Required task >> Copy each line of the material below that includes the string "以及综合".

↓

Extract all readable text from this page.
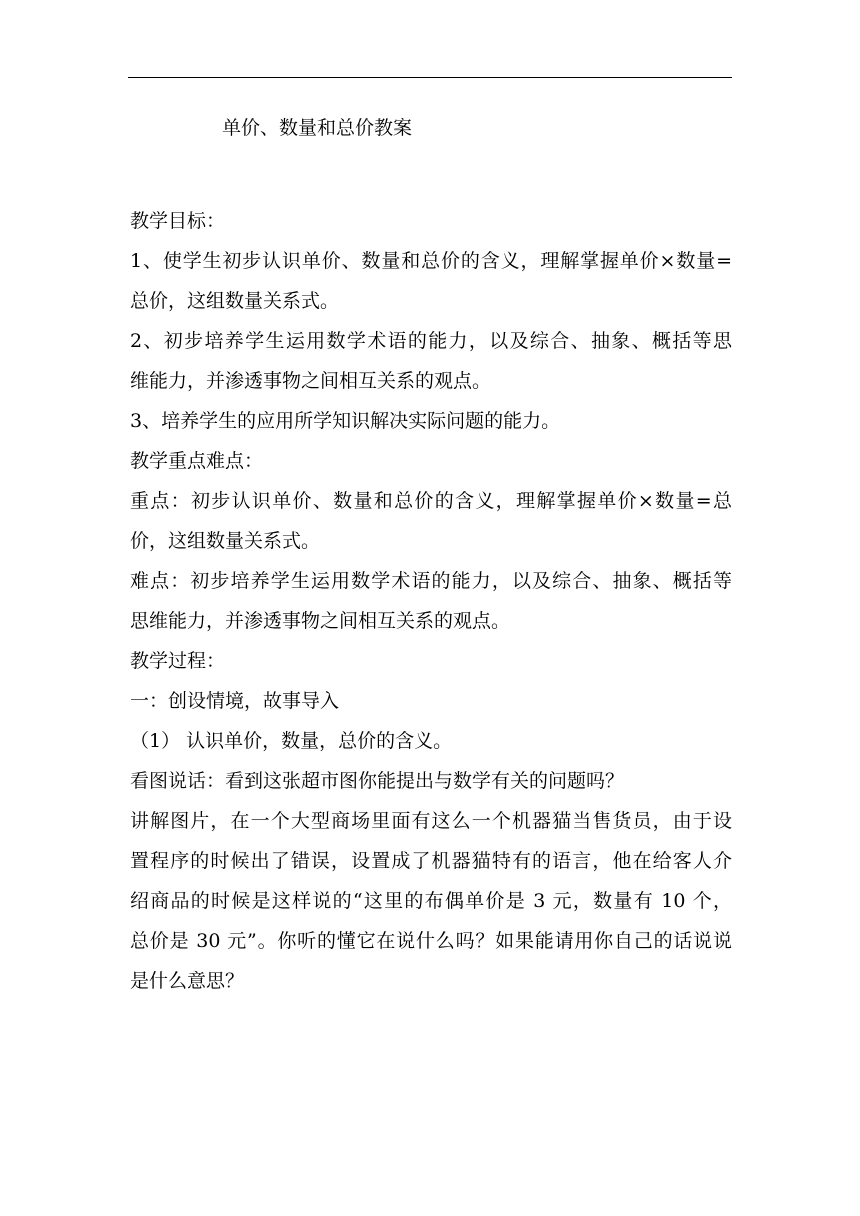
单价、数量和总价教案
教学目标：
1、使学生初步认识单价、数量和总价的含义，理解掌握单价×数量=
总价，这组数量关系式。
2、初步培养学生运用数学术语的能力，以及综合、抽象、概括等思
维能力，并渗透事物之间相互关系的观点。
3、培养学生的应用所学知识解决实际问题的能力。
教学重点难点：
重点：初步认识单价、数量和总价的含义，理解掌握单价×数量=总
价，这组数量关系式。
难点：初步培养学生运用数学术语的能力，以及综合、抽象、概括等
思维能力，并渗透事物之间相互关系的观点。
教学过程：
一：创设情境，故事导入
（1） 认识单价，数量，总价的含义。
看图说话：看到这张超市图你能提出与数学有关的问题吗？
讲解图片，在一个大型商场里面有这么一个机器猫当售货员，由于设
置程序的时候出了错误，设置成了机器猫特有的语言，他在给客人介
绍商品的时候是这样说的“这里的布偶单价是 3 元，数量有 10 个，
总价是 30 元”。你听的懂它在说什么吗？如果能请用你自己的话说说
是什么意思？
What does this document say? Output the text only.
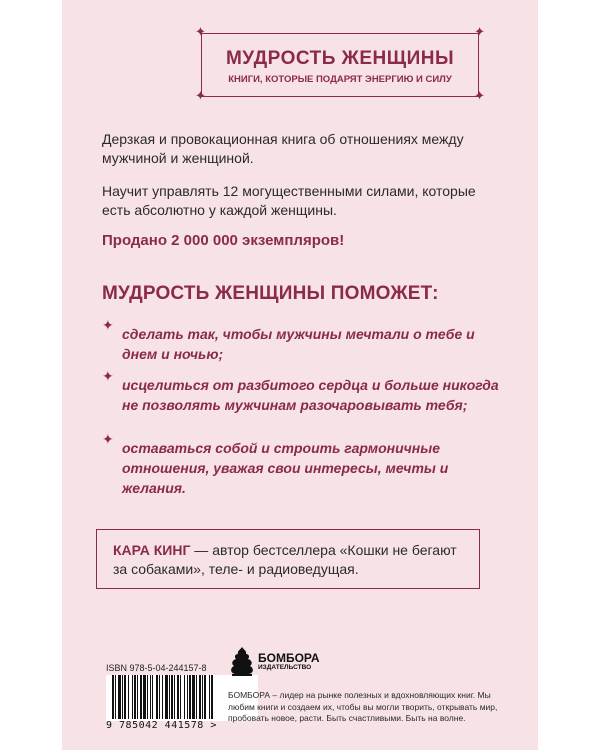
✦	✦
✦	✦
МУДРОСТЬ ЖЕНЩИНЫ
КНИГИ, КОТОРЫЕ ПОДАРЯТ ЭНЕРГИЮ И СИЛУ

Дерзкая и провокационная книга об отношениях между мужчиной и женщиной.

Научит управлять 12 могущественными силами, которые есть абсолютно у каждой женщины.

Продано 2 000 000 экземпляров!
МУДРОСТЬ ЖЕНЩИНЫ ПОМОЖЕТ:
✦ сделать так, чтобы мужчины мечтали о тебе и днем и ночью;
✦ исцелиться от разбитого сердца и больше никогда не позволять мужчинам разочаровывать тебя;
✦ оставаться собой и строить гармоничные отношения, уважая свои интересы, мечты и желания.
КАРА КИНГ — автор бестселлера «Кошки не бегают за собаками», теле- и радиоведущая.
ISBN 978-5-04-244157-8
9 785042 441578 >
БОМБОРА
ИЗДАТЕЛЬСТВО
БОМБОРА – лидер на рынке полезных и вдохновляющих книг. Мы любим книги и создаем их, чтобы вы могли творить, открывать мир, пробовать новое, расти. Быть счастливыми. Быть на волне.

↑

Complete output >>
2、初步培养学生运用数学术语的能力，以及综合、抽象、概括等思
难点：初步培养学生运用数学术语的能力，以及综合、抽象、概括等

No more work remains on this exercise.